▸ WHAT YOU HAVE TO DO:
Transcribe the records below exactly as they appear.
— start of PROVIDED MATERIAL —
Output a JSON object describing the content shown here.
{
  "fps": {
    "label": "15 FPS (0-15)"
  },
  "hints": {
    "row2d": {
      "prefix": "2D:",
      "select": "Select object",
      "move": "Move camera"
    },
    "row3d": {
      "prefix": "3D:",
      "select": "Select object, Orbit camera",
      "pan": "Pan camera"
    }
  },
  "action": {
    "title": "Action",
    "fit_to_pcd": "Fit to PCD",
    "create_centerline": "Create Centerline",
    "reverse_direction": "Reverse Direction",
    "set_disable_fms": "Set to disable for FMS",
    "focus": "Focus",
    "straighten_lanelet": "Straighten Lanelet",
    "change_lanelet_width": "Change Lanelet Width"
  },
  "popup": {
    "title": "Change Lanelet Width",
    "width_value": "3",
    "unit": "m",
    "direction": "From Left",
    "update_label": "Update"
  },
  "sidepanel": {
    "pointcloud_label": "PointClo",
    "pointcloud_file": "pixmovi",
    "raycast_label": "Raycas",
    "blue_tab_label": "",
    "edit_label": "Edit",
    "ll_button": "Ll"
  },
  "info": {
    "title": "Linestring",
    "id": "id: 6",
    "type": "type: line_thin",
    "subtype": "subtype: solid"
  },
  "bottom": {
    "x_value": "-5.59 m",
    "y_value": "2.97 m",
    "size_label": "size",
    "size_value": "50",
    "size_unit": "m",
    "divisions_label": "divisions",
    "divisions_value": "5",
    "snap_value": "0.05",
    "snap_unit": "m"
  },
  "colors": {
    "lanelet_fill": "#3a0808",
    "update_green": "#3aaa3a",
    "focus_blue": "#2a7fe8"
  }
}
— end of PROVIDED MATERIAL —
▸ EXPECTED OUTPUT:
Output a JSON object describing the content shown here.
{
  "fps": {
    "label": "15 FPS (0-15)"
  },
  "hints": {
    "row2d": {
      "prefix": "2D:",
      "select": "Select object",
      "move": "Move camera"
    },
    "row3d": {
      "prefix": "3D:",
      "select": "Select object, Orbit camera",
      "pan": "Pan camera"
    }
  },
  "action": {
    "title": "Action",
    "fit_to_pcd": "Fit to PCD",
    "create_centerline": "Create Centerline",
    "reverse_direction": "Reverse Direction",
    "set_disable_fms": "Set to disable for FMS",
    "focus": "Focus",
    "straighten_lanelet": "Straighten Lanelet",
    "change_lanelet_width": "Change Lanelet Width"
  },
  "popup": {
    "title": "Change Lanelet Width",
    "width_value": "3",
    "unit": "m",
    "direction": "From Left",
    "update_label": "Update"
  },
  "sidepanel": {
    "pointcloud_label": "PointClo",
    "pointcloud_file": "pixmovi",
    "raycast_label": "Raycas",
    "blue_tab_label": "",
    "edit_label": "Edit",
    "ll_button": "Ll"
  },
  "info": {
    "title": "Linestring",
    "id": "id: 6",
    "type": "type: line_thin",
    "subtype": "subtype: solid"
  },
  "bottom": {
    "x_value": "-5.59 m",
    "y_value": "2.97 m",
    "size_label": "size",
    "size_value": "50",
    "size_unit": "m",
    "divisions_label": "divisions",
    "divisions_value": "5",
    "snap_value": "0.05",
    "snap_unit": "m"
  },
  "colors": {
    "lanelet_fill": "#3a0808",
    "update_green": "#3aaa3a",
    "focus_blue": "#2a7fe8"
  }
}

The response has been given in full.